> Aim of the exercise: Without the pictures, copy the entries below word for word.

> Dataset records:
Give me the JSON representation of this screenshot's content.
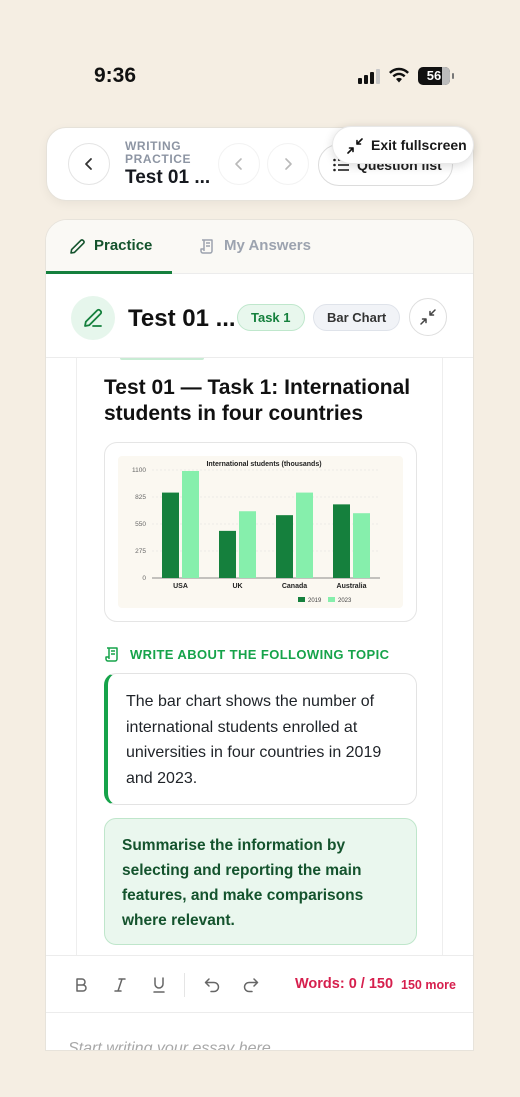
{
  "status": {
    "time": "9:36",
    "battery": "56"
  },
  "header": {
    "crumb_sup": "WRITING PRACTICE",
    "crumb_title": "Test 01 ...",
    "question_list_label": "Question list",
    "exit_fullscreen_label": "Exit fullscreen"
  },
  "tabs": [
    {
      "label": "Practice",
      "active": true
    },
    {
      "label": "My Answers",
      "active": false
    }
  ],
  "task": {
    "title": "Test 01 ...",
    "badge_task": "Task 1",
    "badge_type": "Bar Chart"
  },
  "question": {
    "title": "Test 01 — Task 1: International students in four countries",
    "topic_label": "WRITE ABOUT THE FOLLOWING TOPIC",
    "prompt": "The bar chart shows the number of international students enrolled at universities in four countries in 2019 and 2023.",
    "instruction": "Summarise the information by selecting and reporting the main features, and make comparisons where relevant."
  },
  "chart_data": {
    "type": "bar",
    "title": "International students (thousands)",
    "categories": [
      "USA",
      "UK",
      "Canada",
      "Australia"
    ],
    "series": [
      {
        "name": "2019",
        "values": [
          870,
          480,
          640,
          750
        ],
        "color": "#15803d"
      },
      {
        "name": "2023",
        "values": [
          1090,
          680,
          870,
          660
        ],
        "color": "#86efac"
      }
    ],
    "yticks": [
      0,
      275,
      550,
      825,
      1100
    ],
    "ylim": [
      0,
      1100
    ],
    "legend": "bottom-right"
  },
  "editor": {
    "words": "Words: 0 / 150",
    "more": "150 more",
    "placeholder": "Start writing your essay here..."
  },
  "colors": {
    "accent": "#16a34a",
    "dark_accent": "#14532d",
    "warning": "#d61f4d"
  }
}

> Result for this exercise:
Give me the JSON representation of this screenshot's content.
{
  "status": {
    "time": "9:36",
    "battery": "56"
  },
  "header": {
    "crumb_sup": "WRITING PRACTICE",
    "crumb_title": "Test 01 ...",
    "question_list_label": "Question list",
    "exit_fullscreen_label": "Exit fullscreen"
  },
  "tabs": [
    {
      "label": "Practice",
      "active": true
    },
    {
      "label": "My Answers",
      "active": false
    }
  ],
  "task": {
    "title": "Test 01 ...",
    "badge_task": "Task 1",
    "badge_type": "Bar Chart"
  },
  "question": {
    "title": "Test 01 — Task 1: International students in four countries",
    "topic_label": "WRITE ABOUT THE FOLLOWING TOPIC",
    "prompt": "The bar chart shows the number of international students enrolled at universities in four countries in 2019 and 2023.",
    "instruction": "Summarise the information by selecting and reporting the main features, and make comparisons where relevant."
  },
  "chart_data": {
    "type": "bar",
    "title": "International students (thousands)",
    "categories": [
      "USA",
      "UK",
      "Canada",
      "Australia"
    ],
    "series": [
      {
        "name": "2019",
        "values": [
          870,
          480,
          640,
          750
        ],
        "color": "#15803d"
      },
      {
        "name": "2023",
        "values": [
          1090,
          680,
          870,
          660
        ],
        "color": "#86efac"
      }
    ],
    "yticks": [
      0,
      275,
      550,
      825,
      1100
    ],
    "ylim": [
      0,
      1100
    ],
    "legend": "bottom-right"
  },
  "editor": {
    "words": "Words: 0 / 150",
    "more": "150 more",
    "placeholder": "Start writing your essay here..."
  },
  "colors": {
    "accent": "#16a34a",
    "dark_accent": "#14532d",
    "warning": "#d61f4d"
  }
}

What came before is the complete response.